What the task asks:
Using the listing below, select the lines with the word "sociaux" and copy them.

Provided data:
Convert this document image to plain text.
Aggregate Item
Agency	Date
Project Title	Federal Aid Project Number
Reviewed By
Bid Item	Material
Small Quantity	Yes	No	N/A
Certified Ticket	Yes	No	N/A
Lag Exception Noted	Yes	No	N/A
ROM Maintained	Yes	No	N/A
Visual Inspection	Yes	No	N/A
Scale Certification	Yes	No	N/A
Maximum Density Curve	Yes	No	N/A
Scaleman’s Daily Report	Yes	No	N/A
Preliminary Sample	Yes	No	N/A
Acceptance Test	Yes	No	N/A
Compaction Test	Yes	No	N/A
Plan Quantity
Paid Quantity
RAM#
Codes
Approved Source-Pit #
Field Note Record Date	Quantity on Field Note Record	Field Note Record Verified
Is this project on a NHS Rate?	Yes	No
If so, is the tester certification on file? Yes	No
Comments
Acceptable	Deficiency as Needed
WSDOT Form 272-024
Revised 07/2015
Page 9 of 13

---

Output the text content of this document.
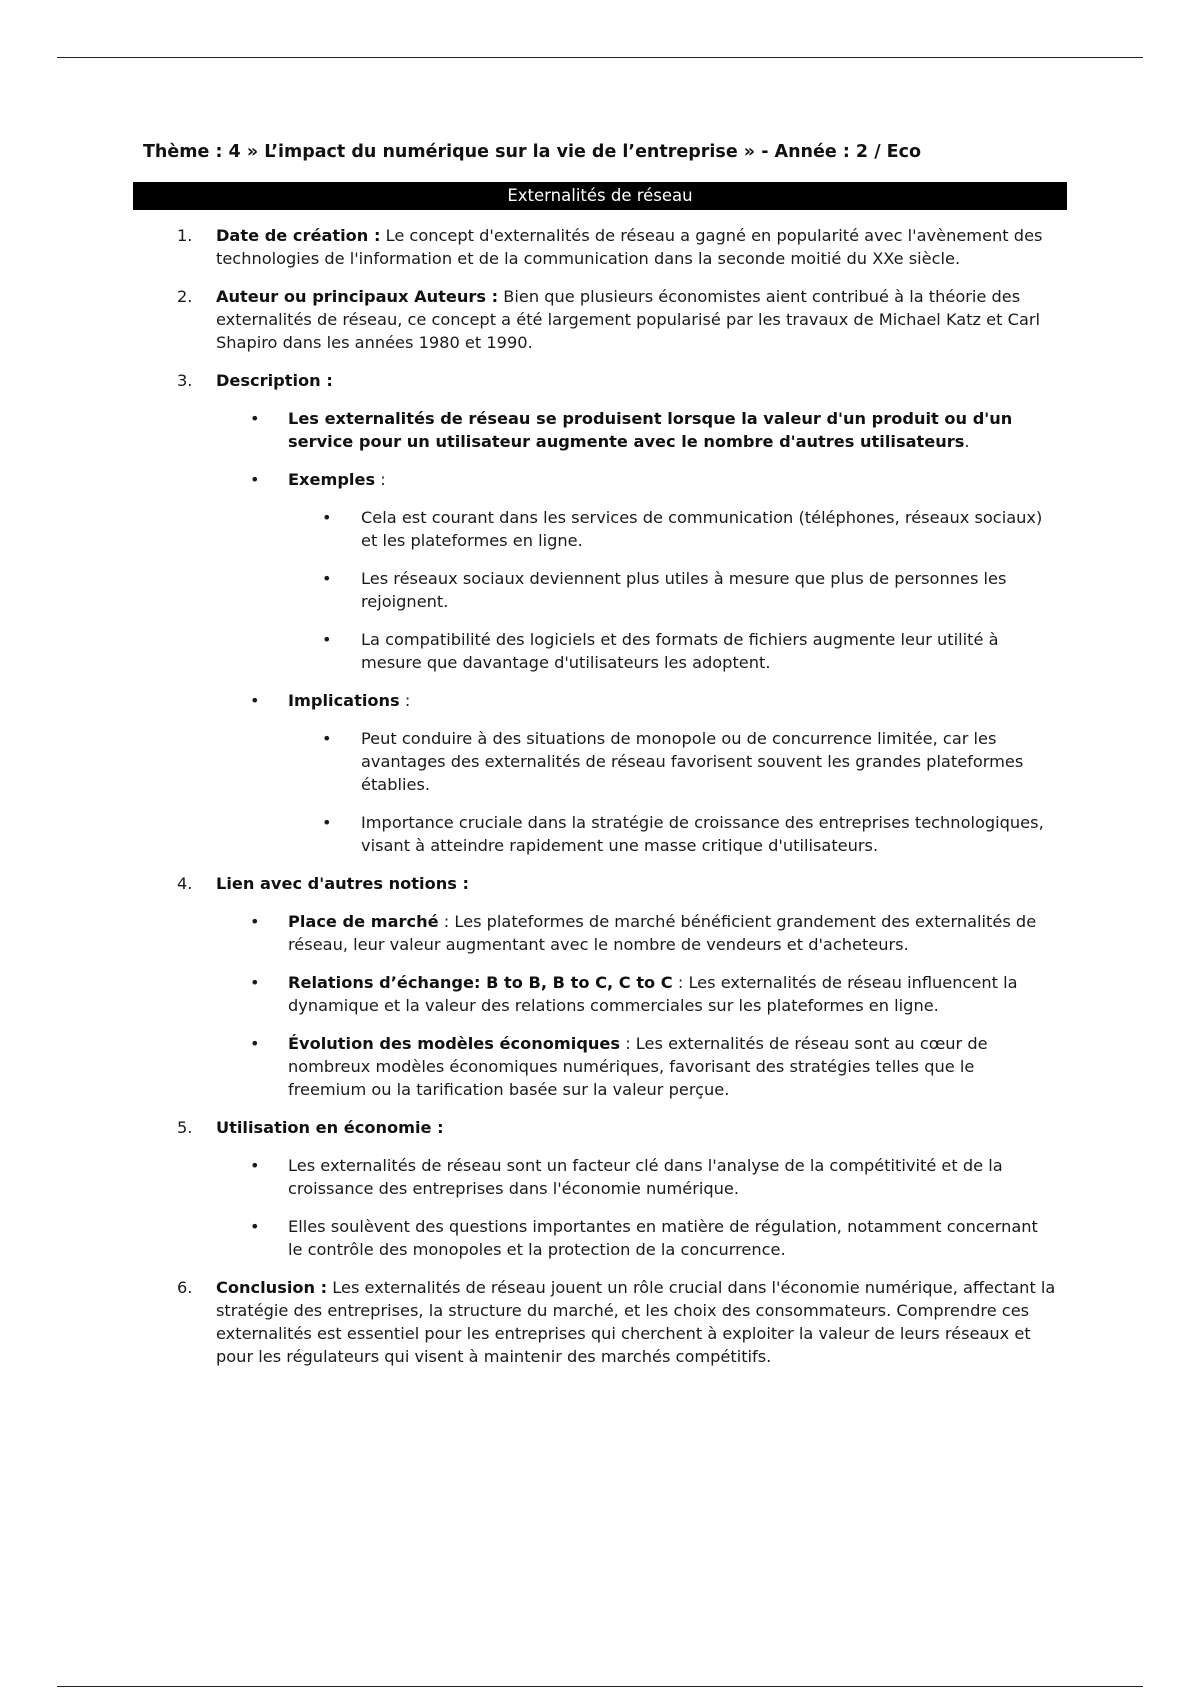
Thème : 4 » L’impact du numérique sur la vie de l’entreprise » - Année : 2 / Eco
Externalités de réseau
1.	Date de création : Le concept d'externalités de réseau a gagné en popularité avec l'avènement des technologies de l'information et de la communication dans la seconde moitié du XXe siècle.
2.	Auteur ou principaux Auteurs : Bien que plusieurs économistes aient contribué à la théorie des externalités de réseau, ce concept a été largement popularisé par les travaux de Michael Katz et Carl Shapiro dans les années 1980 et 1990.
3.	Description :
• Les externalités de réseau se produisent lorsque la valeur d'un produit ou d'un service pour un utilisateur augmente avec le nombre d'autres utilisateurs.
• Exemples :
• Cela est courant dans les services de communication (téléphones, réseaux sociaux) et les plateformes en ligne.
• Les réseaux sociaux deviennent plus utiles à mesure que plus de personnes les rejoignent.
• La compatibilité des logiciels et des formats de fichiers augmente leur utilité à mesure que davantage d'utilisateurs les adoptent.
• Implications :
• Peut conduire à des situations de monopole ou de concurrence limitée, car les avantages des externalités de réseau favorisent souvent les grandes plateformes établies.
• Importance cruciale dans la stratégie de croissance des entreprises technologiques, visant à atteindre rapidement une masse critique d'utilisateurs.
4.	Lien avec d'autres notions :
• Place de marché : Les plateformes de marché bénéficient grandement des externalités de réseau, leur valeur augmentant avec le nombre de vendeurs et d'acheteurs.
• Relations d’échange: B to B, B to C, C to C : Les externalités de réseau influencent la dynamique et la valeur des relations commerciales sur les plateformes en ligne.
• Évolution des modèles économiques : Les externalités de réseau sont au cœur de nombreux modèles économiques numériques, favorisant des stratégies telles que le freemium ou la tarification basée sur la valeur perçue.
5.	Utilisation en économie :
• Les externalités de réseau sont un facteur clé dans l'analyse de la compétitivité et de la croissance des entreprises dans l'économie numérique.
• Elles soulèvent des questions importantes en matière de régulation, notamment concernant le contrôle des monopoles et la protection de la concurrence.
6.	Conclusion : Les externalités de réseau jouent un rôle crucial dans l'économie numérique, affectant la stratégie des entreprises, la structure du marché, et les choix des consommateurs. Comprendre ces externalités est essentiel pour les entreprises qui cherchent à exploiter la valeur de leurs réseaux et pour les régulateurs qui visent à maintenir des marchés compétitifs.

Solved problem:
• Cela est courant dans les services de communication (téléphones, réseaux sociaux) et les plateformes en ligne.
• Les réseaux sociaux deviennent plus utiles à mesure que plus de personnes les rejoignent.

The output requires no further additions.